- [Required work]
1. In the notebook excerpt, rewrite the paragraph that begins "Analyze time-based patterns" in fewer words, keeping its main point.
2. Copy the part of the notebook excerpt starting at "# 2. Daily patterns" and ending at "hour (heatmap style)", word for word.
:: Passage provided
Original shape: (1000, 11)
Processed shape: (1000, 21)


## 3. Temporal Pattern Analysis

Analyze time-based patterns to understand when and how users interact with the platform.

In [7]:
def analyze_temporal_patterns(df):
    """
    Comprehensive temporal pattern analysis
    """
    if df is None:
        return
    
    print("📅 TEMPORAL PATTERN ANALYSIS")
    print("=" * 45)
    
    # Create subplots for multiple visualizations
    fig = make_subplots(
        rows=2, cols=2,
        subplot_titles=['Hourly Activity Pattern', 'Daily Activity Pattern', 
                       'Event Types by Hour', 'Weekend vs Weekday'],
        specs=[[{"secondary_y": True}, {"secondary_y": True}],
               [{"secondary_y": False}, {"secondary_y": False}]]
    )
    
    # 1. Hourly patterns
    hourly_activity = df.groupby('hour').agg({
        'user_id': 'count',
        'event_type': lambda x: (x == 'purchase').sum()
    }).rename(columns={'user_id': 'total_events', 'event_type': 'purchases'})
    
    fig.add_trace(
        go.Scatter(x=hourly_activity.index, y=hourly_activity['total_events'],
                  name='Total Events', line=dict(color='blue')),
        row=1, col=1
    )
    
    fig.add_trace(
        go.Scatter(x=hourly_activity.index, y=hourly_activity['purchases'],
                  name='Purchases', line=dict(color='red')),
        row=1, col=1, secondary_y=True
    )
    
    # 2. Daily patterns
    daily_activity = df.groupby('day_name').size().reindex([
        'Monday', 'Tuesday', 'Wednesday', 'Thursday', 'Friday', 'Saturday', 'Sunday'
    ])
    
    fig.add_trace(
        go.Bar(x=daily_activity.index, y=daily_activity.values,
               name='Events by Day', marker_color='lightblue'),
        row=1, col=2
    )
    
    # 3. Event types by hour (heatmap style)
    event_hour_pivot = df.pivot_table(
        values='user_id', index='hour', columns='event_type', 
        aggfunc='count', fill_value=0
    )
::::
:: Data provided
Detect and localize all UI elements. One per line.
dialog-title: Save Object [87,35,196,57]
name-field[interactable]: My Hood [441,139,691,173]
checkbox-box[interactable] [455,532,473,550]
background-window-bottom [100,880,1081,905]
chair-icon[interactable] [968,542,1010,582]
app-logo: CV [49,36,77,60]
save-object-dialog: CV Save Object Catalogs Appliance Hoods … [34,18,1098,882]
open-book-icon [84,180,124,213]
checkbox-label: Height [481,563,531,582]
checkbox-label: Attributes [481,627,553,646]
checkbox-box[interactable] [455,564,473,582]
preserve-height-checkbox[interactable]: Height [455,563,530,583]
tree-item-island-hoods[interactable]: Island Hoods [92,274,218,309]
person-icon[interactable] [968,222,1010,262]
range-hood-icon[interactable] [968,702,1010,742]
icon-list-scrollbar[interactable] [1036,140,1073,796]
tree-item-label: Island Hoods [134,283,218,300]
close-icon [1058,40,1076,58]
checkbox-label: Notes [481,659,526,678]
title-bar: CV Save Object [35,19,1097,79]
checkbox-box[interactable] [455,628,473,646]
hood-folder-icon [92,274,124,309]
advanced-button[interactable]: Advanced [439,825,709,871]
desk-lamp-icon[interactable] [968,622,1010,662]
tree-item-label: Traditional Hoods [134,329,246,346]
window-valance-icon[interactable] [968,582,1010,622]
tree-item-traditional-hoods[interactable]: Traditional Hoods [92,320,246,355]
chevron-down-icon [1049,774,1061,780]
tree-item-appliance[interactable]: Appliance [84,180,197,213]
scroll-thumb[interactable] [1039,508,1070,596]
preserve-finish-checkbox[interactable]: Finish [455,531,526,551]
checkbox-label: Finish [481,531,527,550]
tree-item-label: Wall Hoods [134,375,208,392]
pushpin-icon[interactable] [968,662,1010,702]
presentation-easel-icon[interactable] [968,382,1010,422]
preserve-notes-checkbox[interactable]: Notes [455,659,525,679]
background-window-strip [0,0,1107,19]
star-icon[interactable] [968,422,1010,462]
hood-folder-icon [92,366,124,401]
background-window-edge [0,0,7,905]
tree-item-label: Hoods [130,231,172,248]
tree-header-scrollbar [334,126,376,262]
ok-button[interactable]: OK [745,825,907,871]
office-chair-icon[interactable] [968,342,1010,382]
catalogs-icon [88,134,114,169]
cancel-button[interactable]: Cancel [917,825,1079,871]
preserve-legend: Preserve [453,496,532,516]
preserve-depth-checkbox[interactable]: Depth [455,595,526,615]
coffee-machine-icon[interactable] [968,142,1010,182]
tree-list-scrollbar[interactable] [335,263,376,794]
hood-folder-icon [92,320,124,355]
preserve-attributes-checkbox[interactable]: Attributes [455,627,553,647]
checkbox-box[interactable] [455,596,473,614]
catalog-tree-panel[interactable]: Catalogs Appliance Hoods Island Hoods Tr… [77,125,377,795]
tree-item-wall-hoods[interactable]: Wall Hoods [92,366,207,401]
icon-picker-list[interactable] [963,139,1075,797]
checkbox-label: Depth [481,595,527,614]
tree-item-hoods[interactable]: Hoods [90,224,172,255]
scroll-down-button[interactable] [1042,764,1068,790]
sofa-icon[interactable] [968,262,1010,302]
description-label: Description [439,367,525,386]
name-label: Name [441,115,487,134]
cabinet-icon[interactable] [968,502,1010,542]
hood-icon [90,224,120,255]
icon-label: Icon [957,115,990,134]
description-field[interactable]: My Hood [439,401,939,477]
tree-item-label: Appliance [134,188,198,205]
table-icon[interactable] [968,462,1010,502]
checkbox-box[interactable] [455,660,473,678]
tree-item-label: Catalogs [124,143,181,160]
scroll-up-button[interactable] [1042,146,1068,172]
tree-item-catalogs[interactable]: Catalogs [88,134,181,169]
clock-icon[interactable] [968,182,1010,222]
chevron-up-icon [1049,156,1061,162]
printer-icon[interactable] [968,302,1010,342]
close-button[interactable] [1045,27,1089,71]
::::
- [Exercise results]
1. Study timing patterns to see when and how users engage with the platform.

2.
# 2. Daily patterns
    daily_activity = df.groupby('day_name').size().reindex([
        'Monday', 'Tuesday', 'Wednesday', 'Thursday', 'Friday', 'Saturday', 'Sunday'
    ])
    
    fig.add_trace(
        go.Bar(x=daily_activity.index, y=daily_activity.values,
               name='Events by Day', marker_color='lightblue'),
        row=1, col=2
    )
    
    # 3. Event types by hour (heatmap style)